Exercise material

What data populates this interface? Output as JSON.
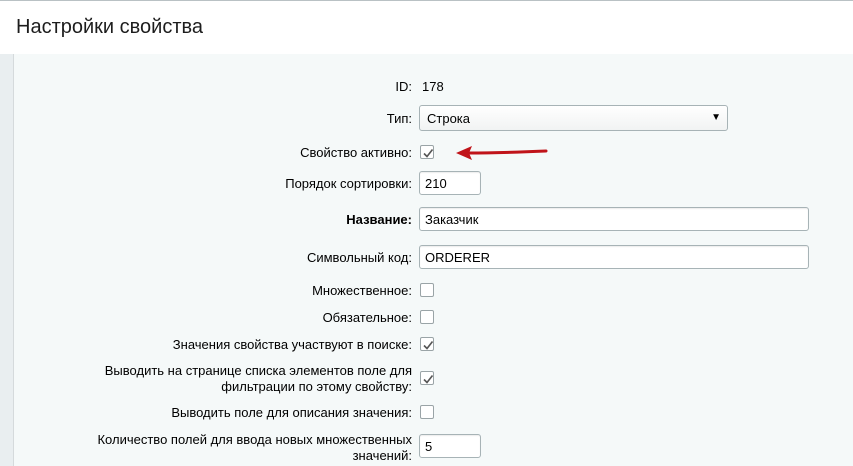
{
  "header": {
    "title": "Настройки свойства"
  },
  "form": {
    "id": {
      "label": "ID:",
      "value": "178"
    },
    "type": {
      "label": "Тип:",
      "value": "Строка"
    },
    "active": {
      "label": "Свойство активно:",
      "checked": true
    },
    "sort": {
      "label": "Порядок сортировки:",
      "value": "210"
    },
    "name": {
      "label": "Название:",
      "value": "Заказчик"
    },
    "code": {
      "label": "Символьный код:",
      "value": "ORDERER"
    },
    "multiple": {
      "label": "Множественное:",
      "checked": false
    },
    "required": {
      "label": "Обязательное:",
      "checked": false
    },
    "searchable": {
      "label": "Значения свойства участвуют в поиске:",
      "checked": true
    },
    "filterable": {
      "label": "Выводить на странице списка элементов поле для фильтрации по этому свойству:",
      "checked": true
    },
    "with_description": {
      "label": "Выводить поле для описания значения:",
      "checked": false
    },
    "multiple_count": {
      "label": "Количество полей для ввода новых множественных значений:",
      "value": "5"
    }
  },
  "annotation": {
    "arrow_color": "#c0141a"
  }
}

Exercise goal
How many lines in the records hold the string "value"? Reply with the number alone.

The reply
6